--- Raw data ---
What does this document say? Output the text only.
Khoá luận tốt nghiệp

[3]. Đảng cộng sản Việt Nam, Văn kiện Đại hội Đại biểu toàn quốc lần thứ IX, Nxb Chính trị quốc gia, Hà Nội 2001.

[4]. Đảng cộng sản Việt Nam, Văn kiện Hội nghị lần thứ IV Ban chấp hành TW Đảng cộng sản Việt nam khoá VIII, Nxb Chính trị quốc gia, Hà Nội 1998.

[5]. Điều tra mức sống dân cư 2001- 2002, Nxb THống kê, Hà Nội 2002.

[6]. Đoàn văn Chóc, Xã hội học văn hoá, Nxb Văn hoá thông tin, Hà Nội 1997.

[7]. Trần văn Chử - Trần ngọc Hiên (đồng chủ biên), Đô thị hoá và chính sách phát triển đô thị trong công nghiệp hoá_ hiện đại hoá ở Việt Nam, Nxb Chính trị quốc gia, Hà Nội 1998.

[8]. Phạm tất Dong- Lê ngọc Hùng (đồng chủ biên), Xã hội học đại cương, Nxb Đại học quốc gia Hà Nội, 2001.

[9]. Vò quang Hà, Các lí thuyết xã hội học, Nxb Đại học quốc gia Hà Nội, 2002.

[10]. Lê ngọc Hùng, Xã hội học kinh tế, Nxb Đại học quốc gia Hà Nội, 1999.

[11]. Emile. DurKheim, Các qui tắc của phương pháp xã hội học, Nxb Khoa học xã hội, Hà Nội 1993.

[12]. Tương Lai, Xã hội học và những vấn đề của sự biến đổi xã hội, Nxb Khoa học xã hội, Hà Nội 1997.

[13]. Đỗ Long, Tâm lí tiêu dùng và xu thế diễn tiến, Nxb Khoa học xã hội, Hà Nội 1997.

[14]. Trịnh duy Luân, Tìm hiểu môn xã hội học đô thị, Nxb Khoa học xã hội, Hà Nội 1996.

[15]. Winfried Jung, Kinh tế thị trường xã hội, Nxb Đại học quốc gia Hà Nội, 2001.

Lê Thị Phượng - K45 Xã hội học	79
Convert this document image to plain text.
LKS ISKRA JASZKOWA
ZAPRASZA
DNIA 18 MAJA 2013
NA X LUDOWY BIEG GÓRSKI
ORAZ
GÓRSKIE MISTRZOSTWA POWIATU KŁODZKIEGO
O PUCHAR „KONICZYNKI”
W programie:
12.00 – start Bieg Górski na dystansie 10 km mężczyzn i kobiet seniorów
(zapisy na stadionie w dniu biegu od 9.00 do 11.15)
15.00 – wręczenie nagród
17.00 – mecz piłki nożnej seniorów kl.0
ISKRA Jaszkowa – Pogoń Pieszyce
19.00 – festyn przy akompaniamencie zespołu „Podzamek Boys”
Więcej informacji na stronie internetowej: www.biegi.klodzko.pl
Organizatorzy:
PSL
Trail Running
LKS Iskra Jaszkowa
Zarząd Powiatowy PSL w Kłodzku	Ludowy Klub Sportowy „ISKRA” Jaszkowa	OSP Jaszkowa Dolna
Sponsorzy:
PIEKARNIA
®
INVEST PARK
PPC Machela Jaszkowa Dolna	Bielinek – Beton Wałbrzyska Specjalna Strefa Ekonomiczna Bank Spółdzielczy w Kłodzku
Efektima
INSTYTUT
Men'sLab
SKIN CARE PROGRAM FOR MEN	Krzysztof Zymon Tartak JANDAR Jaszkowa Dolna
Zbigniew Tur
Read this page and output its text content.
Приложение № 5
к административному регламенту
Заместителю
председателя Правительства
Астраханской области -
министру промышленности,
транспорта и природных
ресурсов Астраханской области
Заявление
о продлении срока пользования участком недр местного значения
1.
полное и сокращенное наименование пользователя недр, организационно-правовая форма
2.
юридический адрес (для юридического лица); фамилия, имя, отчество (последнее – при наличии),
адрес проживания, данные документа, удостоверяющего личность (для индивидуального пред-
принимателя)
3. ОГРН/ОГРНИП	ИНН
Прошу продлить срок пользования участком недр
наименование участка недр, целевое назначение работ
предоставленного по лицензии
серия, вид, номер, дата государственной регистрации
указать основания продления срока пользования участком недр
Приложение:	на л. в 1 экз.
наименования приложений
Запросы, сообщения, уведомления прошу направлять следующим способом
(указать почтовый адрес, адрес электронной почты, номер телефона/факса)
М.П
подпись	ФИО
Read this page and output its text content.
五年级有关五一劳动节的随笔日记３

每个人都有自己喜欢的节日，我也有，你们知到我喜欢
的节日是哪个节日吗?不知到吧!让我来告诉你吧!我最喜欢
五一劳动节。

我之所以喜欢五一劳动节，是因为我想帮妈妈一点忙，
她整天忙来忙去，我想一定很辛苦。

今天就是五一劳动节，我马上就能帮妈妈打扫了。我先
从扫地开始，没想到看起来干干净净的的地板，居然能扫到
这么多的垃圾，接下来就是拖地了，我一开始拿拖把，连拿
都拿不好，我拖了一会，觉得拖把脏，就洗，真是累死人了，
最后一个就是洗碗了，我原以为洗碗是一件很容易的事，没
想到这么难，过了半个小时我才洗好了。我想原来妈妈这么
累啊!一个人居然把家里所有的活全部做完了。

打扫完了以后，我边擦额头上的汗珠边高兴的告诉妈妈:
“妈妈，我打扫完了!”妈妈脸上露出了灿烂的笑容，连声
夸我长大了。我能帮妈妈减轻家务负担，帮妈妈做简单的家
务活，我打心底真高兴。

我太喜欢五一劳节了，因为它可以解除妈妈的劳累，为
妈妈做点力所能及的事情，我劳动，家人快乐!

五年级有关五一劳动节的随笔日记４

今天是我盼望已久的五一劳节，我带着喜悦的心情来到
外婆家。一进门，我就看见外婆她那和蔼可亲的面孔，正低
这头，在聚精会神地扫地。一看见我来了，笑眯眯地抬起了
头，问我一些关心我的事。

--- Problem to work on ---
Give the count of lines containing "области", with no added text.

--- Reply ---
2